-- Start of Data to process --

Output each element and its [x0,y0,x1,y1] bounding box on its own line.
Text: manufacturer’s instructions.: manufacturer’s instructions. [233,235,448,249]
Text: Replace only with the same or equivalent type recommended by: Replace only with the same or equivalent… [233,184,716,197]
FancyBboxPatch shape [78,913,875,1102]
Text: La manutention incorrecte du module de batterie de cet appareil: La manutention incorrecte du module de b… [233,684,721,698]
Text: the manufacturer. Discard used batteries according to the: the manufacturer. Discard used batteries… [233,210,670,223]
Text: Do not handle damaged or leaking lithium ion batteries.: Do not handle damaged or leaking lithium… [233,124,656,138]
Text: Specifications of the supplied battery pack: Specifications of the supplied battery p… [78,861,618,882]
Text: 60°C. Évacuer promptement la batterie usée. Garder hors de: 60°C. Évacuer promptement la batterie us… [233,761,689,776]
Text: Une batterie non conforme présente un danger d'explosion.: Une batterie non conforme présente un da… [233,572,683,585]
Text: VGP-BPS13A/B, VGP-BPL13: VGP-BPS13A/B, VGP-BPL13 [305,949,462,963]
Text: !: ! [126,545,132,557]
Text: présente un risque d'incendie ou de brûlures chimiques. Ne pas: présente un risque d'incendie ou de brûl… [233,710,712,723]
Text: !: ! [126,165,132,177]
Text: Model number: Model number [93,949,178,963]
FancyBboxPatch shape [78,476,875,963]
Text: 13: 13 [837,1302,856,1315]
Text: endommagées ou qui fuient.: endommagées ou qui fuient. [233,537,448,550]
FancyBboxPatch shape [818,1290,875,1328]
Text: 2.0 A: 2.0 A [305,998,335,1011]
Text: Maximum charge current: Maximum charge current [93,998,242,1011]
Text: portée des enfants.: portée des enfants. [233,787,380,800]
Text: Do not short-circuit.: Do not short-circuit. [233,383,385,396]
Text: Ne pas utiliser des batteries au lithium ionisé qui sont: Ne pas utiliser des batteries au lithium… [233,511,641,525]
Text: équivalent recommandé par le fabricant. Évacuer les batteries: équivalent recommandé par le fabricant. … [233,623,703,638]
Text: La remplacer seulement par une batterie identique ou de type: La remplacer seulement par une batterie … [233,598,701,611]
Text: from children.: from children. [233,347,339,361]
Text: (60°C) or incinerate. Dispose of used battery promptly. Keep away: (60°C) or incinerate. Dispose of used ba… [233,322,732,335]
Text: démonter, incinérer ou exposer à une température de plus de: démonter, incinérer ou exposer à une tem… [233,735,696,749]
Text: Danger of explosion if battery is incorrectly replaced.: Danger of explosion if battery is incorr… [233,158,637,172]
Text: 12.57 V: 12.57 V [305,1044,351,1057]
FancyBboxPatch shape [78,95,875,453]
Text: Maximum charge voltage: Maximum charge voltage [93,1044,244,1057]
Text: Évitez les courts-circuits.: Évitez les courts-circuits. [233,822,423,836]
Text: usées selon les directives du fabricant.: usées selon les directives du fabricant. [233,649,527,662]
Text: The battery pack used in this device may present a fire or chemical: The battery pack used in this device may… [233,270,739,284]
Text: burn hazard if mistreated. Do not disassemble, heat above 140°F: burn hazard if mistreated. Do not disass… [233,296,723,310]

-- End of Data to process --

Problem details: Copy out every line of the entries above, word for word.

Full answer:
Output each element and its [x0,y0,x1,y1] bounding box on its own line.
Text: manufacturer’s instructions.: manufacturer’s instructions. [233,235,448,249]
Text: Replace only with the same or equivalent type recommended by: Replace only with the same or equivalent… [233,184,716,197]
FancyBboxPatch shape [78,913,875,1102]
Text: La manutention incorrecte du module de batterie de cet appareil: La manutention incorrecte du module de b… [233,684,721,698]
Text: the manufacturer. Discard used batteries according to the: the manufacturer. Discard used batteries… [233,210,670,223]
Text: Do not handle damaged or leaking lithium ion batteries.: Do not handle damaged or leaking lithium… [233,124,656,138]
Text: Specifications of the supplied battery pack: Specifications of the supplied battery p… [78,861,618,882]
Text: 60°C. Évacuer promptement la batterie usée. Garder hors de: 60°C. Évacuer promptement la batterie us… [233,761,689,776]
Text: Une batterie non conforme présente un danger d'explosion.: Une batterie non conforme présente un da… [233,572,683,585]
Text: VGP-BPS13A/B, VGP-BPL13: VGP-BPS13A/B, VGP-BPL13 [305,949,462,963]
Text: !: ! [126,545,132,557]
Text: présente un risque d'incendie ou de brûlures chimiques. Ne pas: présente un risque d'incendie ou de brûl… [233,710,712,723]
Text: !: ! [126,165,132,177]
Text: Model number: Model number [93,949,178,963]
FancyBboxPatch shape [78,476,875,963]
Text: 13: 13 [837,1302,856,1315]
Text: endommagées ou qui fuient.: endommagées ou qui fuient. [233,537,448,550]
FancyBboxPatch shape [818,1290,875,1328]
Text: 2.0 A: 2.0 A [305,998,335,1011]
Text: Maximum charge current: Maximum charge current [93,998,242,1011]
Text: portée des enfants.: portée des enfants. [233,787,380,800]
Text: Do not short-circuit.: Do not short-circuit. [233,383,385,396]
Text: Ne pas utiliser des batteries au lithium ionisé qui sont: Ne pas utiliser des batteries au lithium… [233,511,641,525]
Text: équivalent recommandé par le fabricant. Évacuer les batteries: équivalent recommandé par le fabricant. … [233,623,703,638]
Text: La remplacer seulement par une batterie identique ou de type: La remplacer seulement par une batterie … [233,598,701,611]
Text: from children.: from children. [233,347,339,361]
Text: (60°C) or incinerate. Dispose of used battery promptly. Keep away: (60°C) or incinerate. Dispose of used ba… [233,322,732,335]
Text: démonter, incinérer ou exposer à une température de plus de: démonter, incinérer ou exposer à une tem… [233,735,696,749]
Text: Danger of explosion if battery is incorrectly replaced.: Danger of explosion if battery is incorr… [233,158,637,172]
Text: 12.57 V: 12.57 V [305,1044,351,1057]
FancyBboxPatch shape [78,95,875,453]
Text: Maximum charge voltage: Maximum charge voltage [93,1044,244,1057]
Text: Évitez les courts-circuits.: Évitez les courts-circuits. [233,822,423,836]
Text: usées selon les directives du fabricant.: usées selon les directives du fabricant. [233,649,527,662]
Text: The battery pack used in this device may present a fire or chemical: The battery pack used in this device may… [233,270,739,284]
Text: burn hazard if mistreated. Do not disassemble, heat above 140°F: burn hazard if mistreated. Do not disass… [233,296,723,310]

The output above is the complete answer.